Each line of the data that includes the string "Weight" is to be copied out.

***** STORED DATA

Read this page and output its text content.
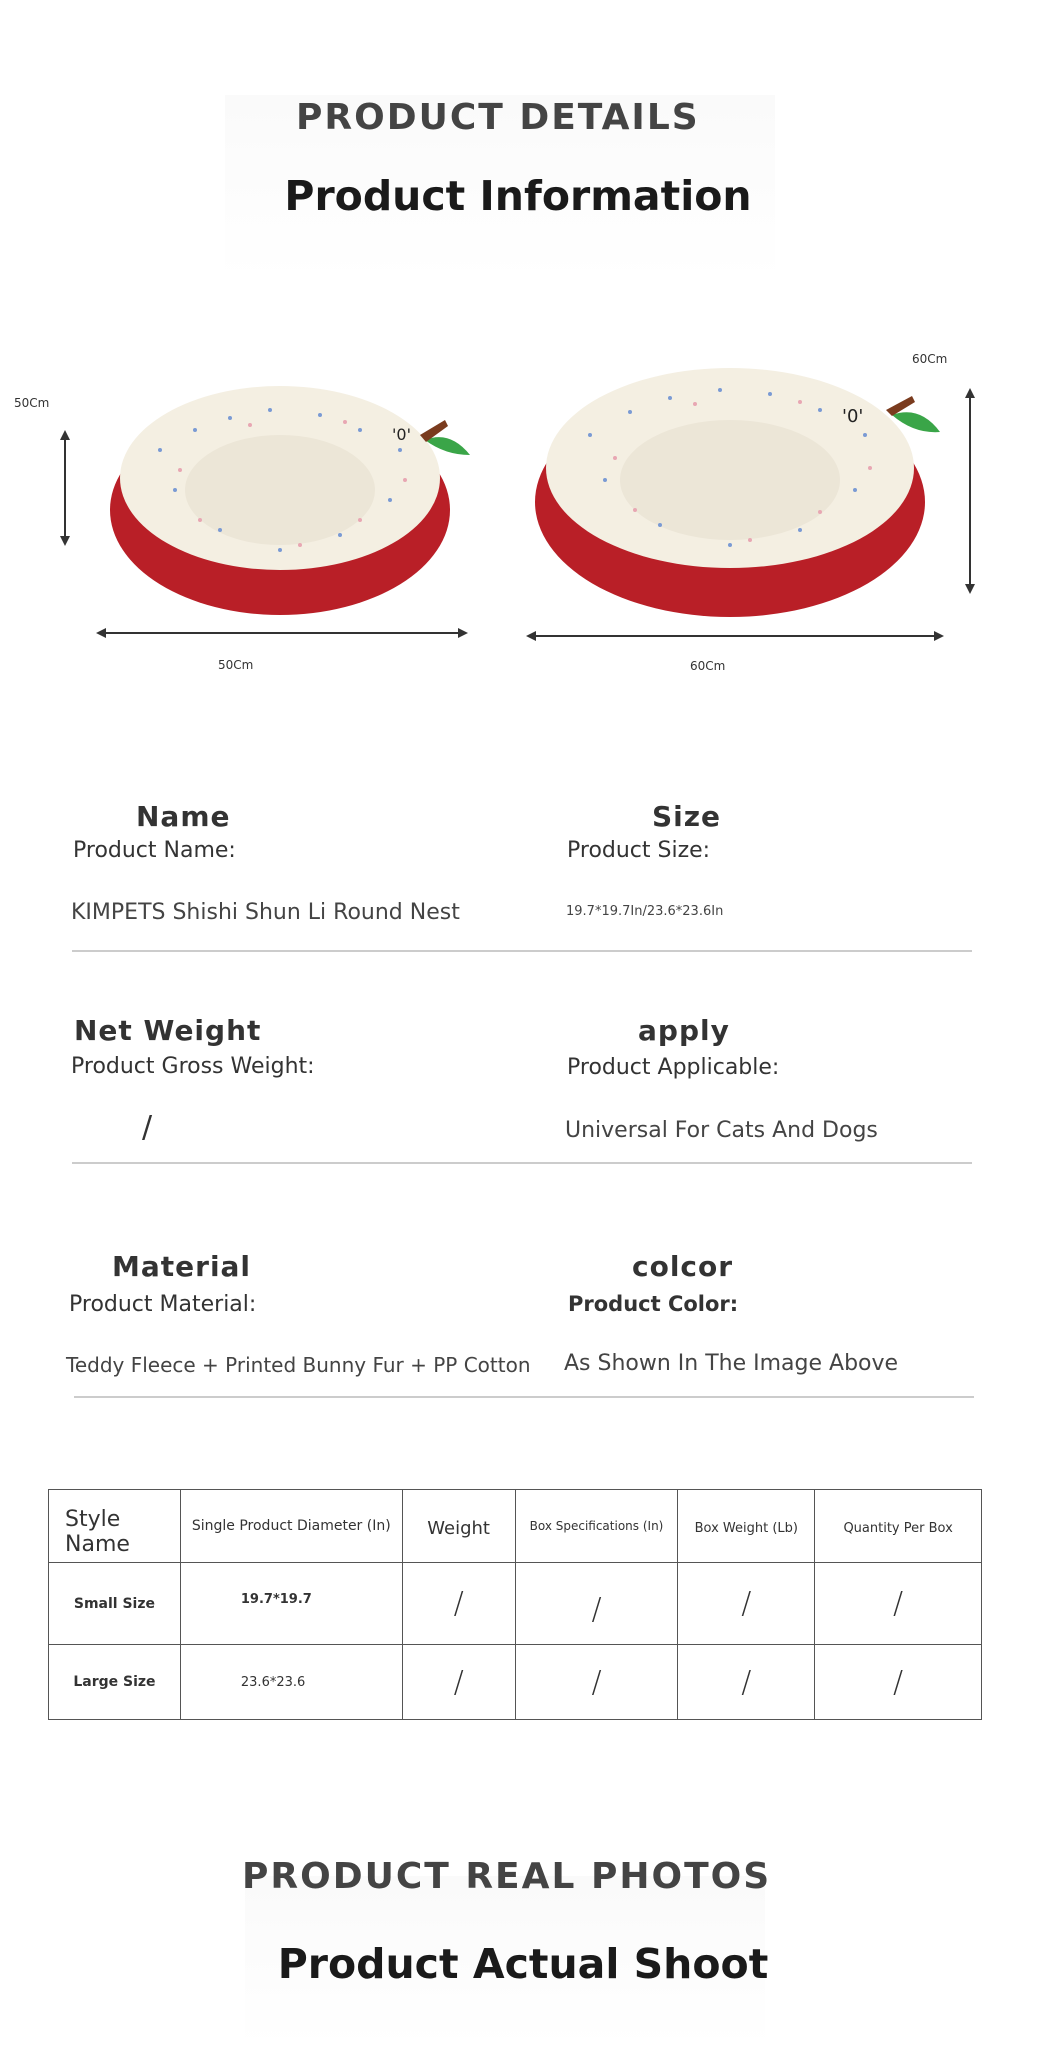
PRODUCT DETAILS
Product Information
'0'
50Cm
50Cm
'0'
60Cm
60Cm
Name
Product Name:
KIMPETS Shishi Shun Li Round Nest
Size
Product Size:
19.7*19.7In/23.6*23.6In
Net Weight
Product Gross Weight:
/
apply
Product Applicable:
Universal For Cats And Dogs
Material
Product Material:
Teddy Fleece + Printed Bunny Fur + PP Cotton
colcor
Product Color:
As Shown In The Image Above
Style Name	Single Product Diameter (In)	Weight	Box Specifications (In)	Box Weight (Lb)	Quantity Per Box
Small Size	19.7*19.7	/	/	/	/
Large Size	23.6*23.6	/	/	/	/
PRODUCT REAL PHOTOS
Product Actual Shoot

**********

_EXERCISE ANSWER:_
Net Weight
Product Gross Weight:
Style Name	Single Product Diameter (In)	Weight	Box Specifications (In)	Box Weight (Lb)	Quantity Per Box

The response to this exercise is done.